# Game 1: Kings @ Spurs (4/22)



## halfbreed (Jan 7, 2003)

<center>* @  
(44-38)*.................*(63-19)

SBC Center
April 22, 2006
2:30 PM PT
TV: ESPN
-------------------------------------------------------------------
*
*Probable Starters*





































Bibby | Wells | Artest | Thomas | Miller





































Parker | Ginobili | Bowen | Duncan | Mohammed


----------



## TheRoc5 (Mar 1, 2005)

Come to the Spurs fan to talk about the series/game


----------



## TheRoc5 (Mar 1, 2005)

Spurs 101
Kings 95
Duncan with the big game


----------



## Peja Vu (Jun 9, 2002)

The Artest factor 










Five on five: Breaking down the Kings and Spurs starting lineups


----------



## Peja Vu (Jun 9, 2002)

I say Bibby has a huge game (35+).......they have to get one on the road, why not today?

Kings 97
Spurs 91


----------



## Peja Vu (Jun 9, 2002)

Here we go! Tipoff!


----------



## Peja Vu (Jun 9, 2002)

Kings getting murdered by Parker, and on the boards.


----------



## Peja Vu (Jun 9, 2002)

Peja Vu said:


> I say Parker has a huge game (35+).......they will protect the homecourt fo sho.
> 
> Kings 197
> Spurs 91


Fixed.


----------



## CbobbyB (Feb 16, 2006)

WoW...


----------



## WarriorFan64 (Jul 4, 2005)

lol 73 - 41 you guys will get swept. LOL LOL, you guys are not good enough. Artest is not all that good. :clap: :clap:


----------



## TheRoc5 (Mar 1, 2005)

its amazing how people switch from one side to another after a loss, all we have done is kept our hca so far. big deal its one win. i no yall are gonna give us one heck of a game tuesday and intill then good luck


----------



## larry89 (Dec 18, 2005)

WarriorFan64 said:


> lol 73 - 41 you guys will get swept. LOL LOL, you guys are not good enough. Artest is not all that good. :clap: :clap:



Atleast the Kings made the playoffs :laugh:

And If I can recall you were pissed off that the Warriors did not obtain Artest and admitted it here :banana:

http://basketballboards.net/forum/showthread.php?t=236876


----------



## KingByDefault (Dec 6, 2005)

I don't have a problem with the Warrior fan coming on and baggin on us. We deserve it. Plus its like and ant making fun of the size of an elephants d*ck.


----------



## xray (Feb 21, 2005)

1-0. That's all it is, unless it gets into your head. Game 2 will tip off 0-0.

Hope the Kings remember that.


----------



## TheRoc5 (Mar 1, 2005)

bray1967 said:


> 1-0. That's all it is, unless it gets into your head. Game 2 will tip off 0-0.
> 
> Hope the Kings remember that.


very true


----------



## ElMarroAfamado (Nov 1, 2005)

• _Material_
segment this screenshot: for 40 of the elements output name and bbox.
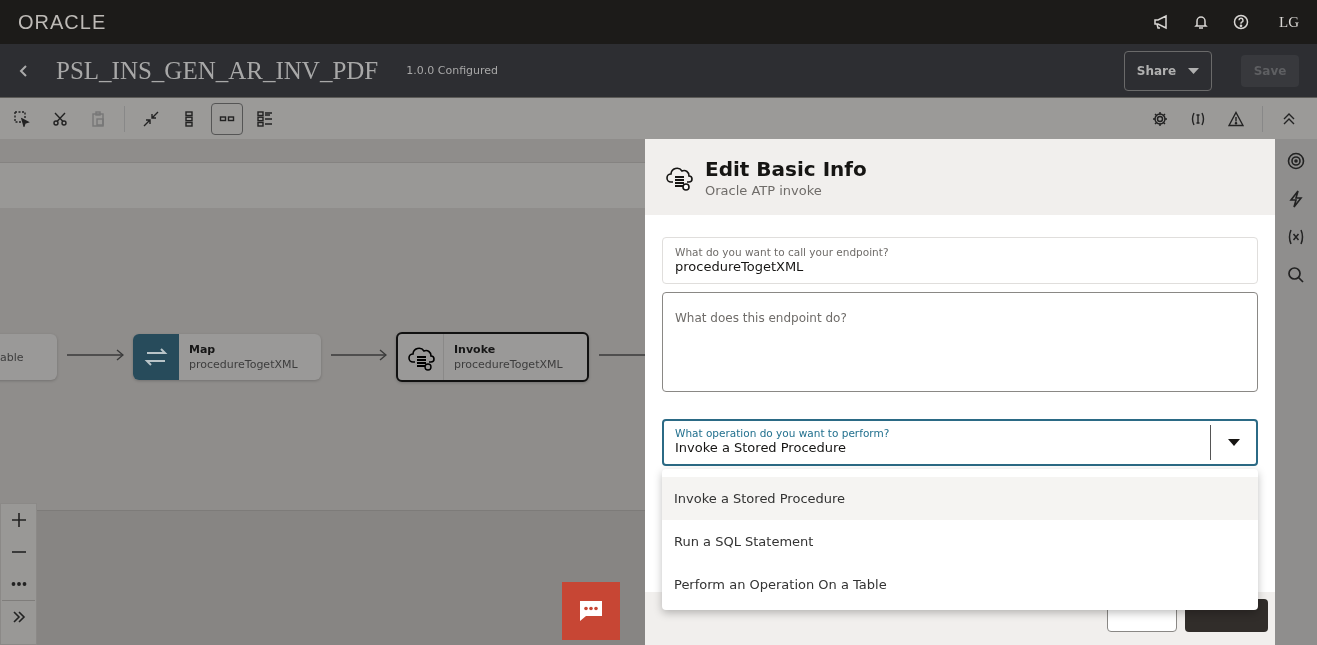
- node-title: Invoke: [454, 343, 497, 356]
- help-icon[interactable]: [1233, 14, 1249, 30]
- description-field[interactable]: What does this endpoint do?: [662, 292, 1258, 392]
- back-icon[interactable]: [18, 62, 30, 79]
- version-status: 1.0.0 Configured: [406, 64, 499, 77]
- dropdown-option[interactable]: Perform an Operation On a Table: [662, 563, 1258, 606]
- panel-subtitle: Oracle ATP invoke: [705, 182, 823, 198]
- panel-title: Edit Basic Info: [705, 156, 867, 181]
- node-title: Map: [189, 343, 217, 356]
- search-icon[interactable]: [1287, 266, 1305, 284]
- oracle-logo: ORACLE: [18, 10, 107, 34]
- variable-icon[interactable]: [1287, 228, 1305, 246]
- field-value: Invoke a Stored Procedure: [675, 440, 848, 455]
- connector-arrow: [331, 349, 387, 361]
- field-label: What do you want to call your endpoint?: [675, 246, 890, 258]
- map-node[interactable]: Map procedureTogetXML: [133, 334, 321, 380]
- megaphone-icon[interactable]: [1153, 14, 1169, 30]
- flow-node[interactable]: able: [0, 334, 57, 380]
- node-subtitle: procedureTogetXML: [454, 358, 563, 371]
- integration-title: PSL_INS_GEN_AR_INV_PDF: [56, 56, 379, 85]
- operation-select[interactable]: What operation do you want to perform? Invoke a Stored Procedure: [662, 419, 1258, 466]
- dropdown-option[interactable]: Invoke a Stored Procedure: [662, 477, 1258, 520]
- text-field[interactable]: What do you want to call your endpoint? procedureTogetXML: [662, 237, 1258, 284]
- bell-icon[interactable]: [1193, 14, 1209, 30]
- node-subtitle: able: [0, 350, 24, 364]
- horizontal-layout-icon[interactable]: [211, 102, 243, 135]
- dropdown-option[interactable]: Run a SQL Statement: [662, 520, 1258, 563]
- connector-arrow: [67, 349, 124, 361]
- caret-icon: [1227, 439, 1240, 446]
- chat-icon: [578, 599, 604, 623]
- share-button[interactable]: Share: [1124, 50, 1212, 91]
- lightning-icon[interactable]: [1287, 190, 1305, 208]
- target-icon[interactable]: [1287, 152, 1305, 170]
- node-subtitle: procedureTogetXML: [189, 358, 298, 371]
- caret-icon: [1188, 67, 1200, 74]
- user-initials[interactable]: LG: [1279, 13, 1299, 31]
- field-label: What operation do you want to perform?: [675, 427, 891, 439]
- invoke-node[interactable]: Invoke procedureTogetXML: [396, 332, 589, 382]
- field-value: procedureTogetXML: [675, 259, 805, 274]
- chat-button[interactable]: [562, 582, 620, 640]
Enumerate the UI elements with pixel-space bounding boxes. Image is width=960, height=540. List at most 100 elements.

• _What to produce_
Please name the arena listed for Game 1 in the Kings–Spurs game thread.

• _Result for this task_
SBC Center